------ Dataset extract

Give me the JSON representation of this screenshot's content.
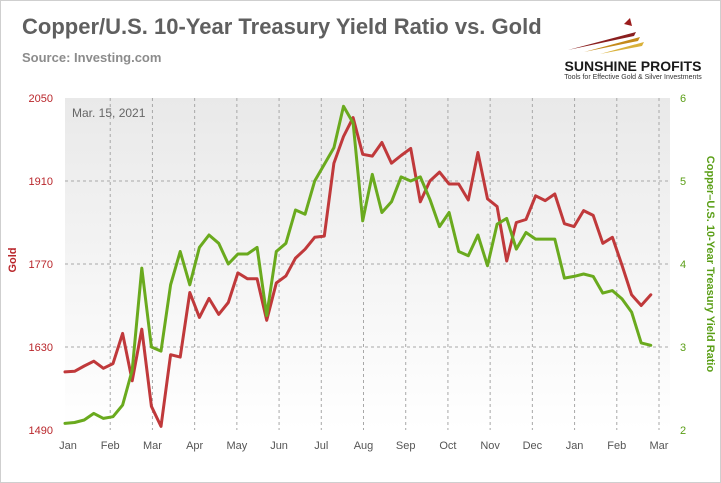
{
  "header": {
    "title": "Copper/U.S. 10-Year Treasury Yield Ratio vs. Gold",
    "source": "Source: Investing.com"
  },
  "logo": {
    "name": "SUNSHINE PROFITS",
    "tagline": "Tools for Effective Gold & Silver Investments",
    "icon": "sunshine-rays-logo"
  },
  "colors": {
    "gold": "#c0393b",
    "ratio": "#6aaa1e",
    "axis_left": "#b9262b",
    "axis_right": "#5a9e16",
    "plot_bg_top": "#e9e9e9",
    "plot_bg_bottom": "#ffffff"
  },
  "chart_data": {
    "type": "line",
    "annotation": "Mar. 15, 2021",
    "x_ticks": [
      "Jan",
      "Feb",
      "Mar",
      "Apr",
      "May",
      "Jun",
      "Jul",
      "Aug",
      "Sep",
      "Oct",
      "Nov",
      "Dec",
      "Jan",
      "Feb",
      "Mar"
    ],
    "x_range": [
      0,
      63
    ],
    "y_left": {
      "label": "Gold",
      "ticks": [
        2050,
        1910,
        1770,
        1630,
        1490
      ],
      "range": [
        1490,
        2050
      ]
    },
    "y_right": {
      "label": "Copper–U.S. 10-Year Treasury Yield Ratio",
      "ticks": [
        6,
        5,
        4,
        3,
        2
      ],
      "range": [
        2,
        6
      ]
    },
    "grid": true,
    "series": [
      {
        "axis": "left",
        "values": [
          [
            0,
            1588
          ],
          [
            1,
            1589
          ],
          [
            2,
            1598
          ],
          [
            3,
            1606
          ],
          [
            4,
            1594
          ],
          [
            5,
            1602
          ],
          [
            6,
            1653
          ],
          [
            7,
            1573
          ],
          [
            8,
            1660
          ],
          [
            9,
            1530
          ],
          [
            10,
            1496
          ],
          [
            11,
            1617
          ],
          [
            12,
            1613
          ],
          [
            13,
            1722
          ],
          [
            14,
            1680
          ],
          [
            15,
            1712
          ],
          [
            16,
            1685
          ],
          [
            17,
            1705
          ],
          [
            18,
            1755
          ],
          [
            19,
            1745
          ],
          [
            20,
            1745
          ],
          [
            21,
            1675
          ],
          [
            22,
            1738
          ],
          [
            23,
            1750
          ],
          [
            24,
            1780
          ],
          [
            25,
            1795
          ],
          [
            26,
            1815
          ],
          [
            27,
            1817
          ],
          [
            28,
            1940
          ],
          [
            29,
            1985
          ],
          [
            30,
            2017
          ],
          [
            31,
            1955
          ],
          [
            32,
            1952
          ],
          [
            33,
            1975
          ],
          [
            34,
            1940
          ],
          [
            35,
            1953
          ],
          [
            36,
            1965
          ],
          [
            37,
            1875
          ],
          [
            38,
            1910
          ],
          [
            39,
            1925
          ],
          [
            40,
            1905
          ],
          [
            41,
            1905
          ],
          [
            42,
            1878
          ],
          [
            43,
            1958
          ],
          [
            44,
            1880
          ],
          [
            45,
            1867
          ],
          [
            46,
            1775
          ],
          [
            47,
            1840
          ],
          [
            48,
            1845
          ],
          [
            49,
            1885
          ],
          [
            50,
            1877
          ],
          [
            51,
            1888
          ],
          [
            52,
            1838
          ],
          [
            53,
            1833
          ],
          [
            54,
            1860
          ],
          [
            55,
            1852
          ],
          [
            56,
            1805
          ],
          [
            57,
            1815
          ],
          [
            58,
            1768
          ],
          [
            59,
            1718
          ],
          [
            60,
            1700
          ],
          [
            61,
            1718
          ]
        ]
      },
      {
        "axis": "right",
        "values": [
          [
            0,
            2.08
          ],
          [
            1,
            2.09
          ],
          [
            2,
            2.12
          ],
          [
            3,
            2.2
          ],
          [
            4,
            2.14
          ],
          [
            5,
            2.16
          ],
          [
            6,
            2.3
          ],
          [
            7,
            2.72
          ],
          [
            8,
            3.95
          ],
          [
            9,
            3.0
          ],
          [
            10,
            2.95
          ],
          [
            11,
            3.75
          ],
          [
            12,
            4.15
          ],
          [
            13,
            3.75
          ],
          [
            14,
            4.2
          ],
          [
            15,
            4.35
          ],
          [
            16,
            4.25
          ],
          [
            17,
            4.0
          ],
          [
            18,
            4.12
          ],
          [
            19,
            4.12
          ],
          [
            20,
            4.2
          ],
          [
            21,
            3.38
          ],
          [
            22,
            4.15
          ],
          [
            23,
            4.25
          ],
          [
            24,
            4.65
          ],
          [
            25,
            4.6
          ],
          [
            26,
            5.0
          ],
          [
            27,
            5.2
          ],
          [
            28,
            5.4
          ],
          [
            29,
            5.9
          ],
          [
            30,
            5.7
          ],
          [
            31,
            4.52
          ],
          [
            32,
            5.08
          ],
          [
            33,
            4.62
          ],
          [
            34,
            4.75
          ],
          [
            35,
            5.05
          ],
          [
            36,
            5.0
          ],
          [
            37,
            5.05
          ],
          [
            38,
            4.78
          ],
          [
            39,
            4.45
          ],
          [
            40,
            4.62
          ],
          [
            41,
            4.15
          ],
          [
            42,
            4.1
          ],
          [
            43,
            4.35
          ],
          [
            44,
            3.98
          ],
          [
            45,
            4.48
          ],
          [
            46,
            4.55
          ],
          [
            47,
            4.18
          ],
          [
            48,
            4.38
          ],
          [
            49,
            4.3
          ],
          [
            50,
            4.3
          ],
          [
            51,
            4.3
          ],
          [
            52,
            3.83
          ],
          [
            53,
            3.85
          ],
          [
            54,
            3.88
          ],
          [
            55,
            3.85
          ],
          [
            56,
            3.65
          ],
          [
            57,
            3.68
          ],
          [
            58,
            3.58
          ],
          [
            59,
            3.42
          ],
          [
            60,
            3.05
          ],
          [
            61,
            3.02
          ]
        ]
      }
    ]
  }
}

------------

Problem: Without the pictures, restate all of the entries above verbatim.

Problem solution:
Give me the JSON representation of this screenshot's content.
{
  "header": {
    "title": "Copper/U.S. 10-Year Treasury Yield Ratio vs. Gold",
    "source": "Source: Investing.com"
  },
  "logo": {
    "name": "SUNSHINE PROFITS",
    "tagline": "Tools for Effective Gold & Silver Investments",
    "icon": "sunshine-rays-logo"
  },
  "colors": {
    "gold": "#c0393b",
    "ratio": "#6aaa1e",
    "axis_left": "#b9262b",
    "axis_right": "#5a9e16",
    "plot_bg_top": "#e9e9e9",
    "plot_bg_bottom": "#ffffff"
  },
  "chart_data": {
    "type": "line",
    "annotation": "Mar. 15, 2021",
    "x_ticks": [
      "Jan",
      "Feb",
      "Mar",
      "Apr",
      "May",
      "Jun",
      "Jul",
      "Aug",
      "Sep",
      "Oct",
      "Nov",
      "Dec",
      "Jan",
      "Feb",
      "Mar"
    ],
    "x_range": [
      0,
      63
    ],
    "y_left": {
      "label": "Gold",
      "ticks": [
        2050,
        1910,
        1770,
        1630,
        1490
      ],
      "range": [
        1490,
        2050
      ]
    },
    "y_right": {
      "label": "Copper–U.S. 10-Year Treasury Yield Ratio",
      "ticks": [
        6,
        5,
        4,
        3,
        2
      ],
      "range": [
        2,
        6
      ]
    },
    "grid": true,
    "series": [
      {
        "axis": "left",
        "values": [
          [
            0,
            1588
          ],
          [
            1,
            1589
          ],
          [
            2,
            1598
          ],
          [
            3,
            1606
          ],
          [
            4,
            1594
          ],
          [
            5,
            1602
          ],
          [
            6,
            1653
          ],
          [
            7,
            1573
          ],
          [
            8,
            1660
          ],
          [
            9,
            1530
          ],
          [
            10,
            1496
          ],
          [
            11,
            1617
          ],
          [
            12,
            1613
          ],
          [
            13,
            1722
          ],
          [
            14,
            1680
          ],
          [
            15,
            1712
          ],
          [
            16,
            1685
          ],
          [
            17,
            1705
          ],
          [
            18,
            1755
          ],
          [
            19,
            1745
          ],
          [
            20,
            1745
          ],
          [
            21,
            1675
          ],
          [
            22,
            1738
          ],
          [
            23,
            1750
          ],
          [
            24,
            1780
          ],
          [
            25,
            1795
          ],
          [
            26,
            1815
          ],
          [
            27,
            1817
          ],
          [
            28,
            1940
          ],
          [
            29,
            1985
          ],
          [
            30,
            2017
          ],
          [
            31,
            1955
          ],
          [
            32,
            1952
          ],
          [
            33,
            1975
          ],
          [
            34,
            1940
          ],
          [
            35,
            1953
          ],
          [
            36,
            1965
          ],
          [
            37,
            1875
          ],
          [
            38,
            1910
          ],
          [
            39,
            1925
          ],
          [
            40,
            1905
          ],
          [
            41,
            1905
          ],
          [
            42,
            1878
          ],
          [
            43,
            1958
          ],
          [
            44,
            1880
          ],
          [
            45,
            1867
          ],
          [
            46,
            1775
          ],
          [
            47,
            1840
          ],
          [
            48,
            1845
          ],
          [
            49,
            1885
          ],
          [
            50,
            1877
          ],
          [
            51,
            1888
          ],
          [
            52,
            1838
          ],
          [
            53,
            1833
          ],
          [
            54,
            1860
          ],
          [
            55,
            1852
          ],
          [
            56,
            1805
          ],
          [
            57,
            1815
          ],
          [
            58,
            1768
          ],
          [
            59,
            1718
          ],
          [
            60,
            1700
          ],
          [
            61,
            1718
          ]
        ]
      },
      {
        "axis": "right",
        "values": [
          [
            0,
            2.08
          ],
          [
            1,
            2.09
          ],
          [
            2,
            2.12
          ],
          [
            3,
            2.2
          ],
          [
            4,
            2.14
          ],
          [
            5,
            2.16
          ],
          [
            6,
            2.3
          ],
          [
            7,
            2.72
          ],
          [
            8,
            3.95
          ],
          [
            9,
            3.0
          ],
          [
            10,
            2.95
          ],
          [
            11,
            3.75
          ],
          [
            12,
            4.15
          ],
          [
            13,
            3.75
          ],
          [
            14,
            4.2
          ],
          [
            15,
            4.35
          ],
          [
            16,
            4.25
          ],
          [
            17,
            4.0
          ],
          [
            18,
            4.12
          ],
          [
            19,
            4.12
          ],
          [
            20,
            4.2
          ],
          [
            21,
            3.38
          ],
          [
            22,
            4.15
          ],
          [
            23,
            4.25
          ],
          [
            24,
            4.65
          ],
          [
            25,
            4.6
          ],
          [
            26,
            5.0
          ],
          [
            27,
            5.2
          ],
          [
            28,
            5.4
          ],
          [
            29,
            5.9
          ],
          [
            30,
            5.7
          ],
          [
            31,
            4.52
          ],
          [
            32,
            5.08
          ],
          [
            33,
            4.62
          ],
          [
            34,
            4.75
          ],
          [
            35,
            5.05
          ],
          [
            36,
            5.0
          ],
          [
            37,
            5.05
          ],
          [
            38,
            4.78
          ],
          [
            39,
            4.45
          ],
          [
            40,
            4.62
          ],
          [
            41,
            4.15
          ],
          [
            42,
            4.1
          ],
          [
            43,
            4.35
          ],
          [
            44,
            3.98
          ],
          [
            45,
            4.48
          ],
          [
            46,
            4.55
          ],
          [
            47,
            4.18
          ],
          [
            48,
            4.38
          ],
          [
            49,
            4.3
          ],
          [
            50,
            4.3
          ],
          [
            51,
            4.3
          ],
          [
            52,
            3.83
          ],
          [
            53,
            3.85
          ],
          [
            54,
            3.88
          ],
          [
            55,
            3.85
          ],
          [
            56,
            3.65
          ],
          [
            57,
            3.68
          ],
          [
            58,
            3.58
          ],
          [
            59,
            3.42
          ],
          [
            60,
            3.05
          ],
          [
            61,
            3.02
          ]
        ]
      }
    ]
  }
}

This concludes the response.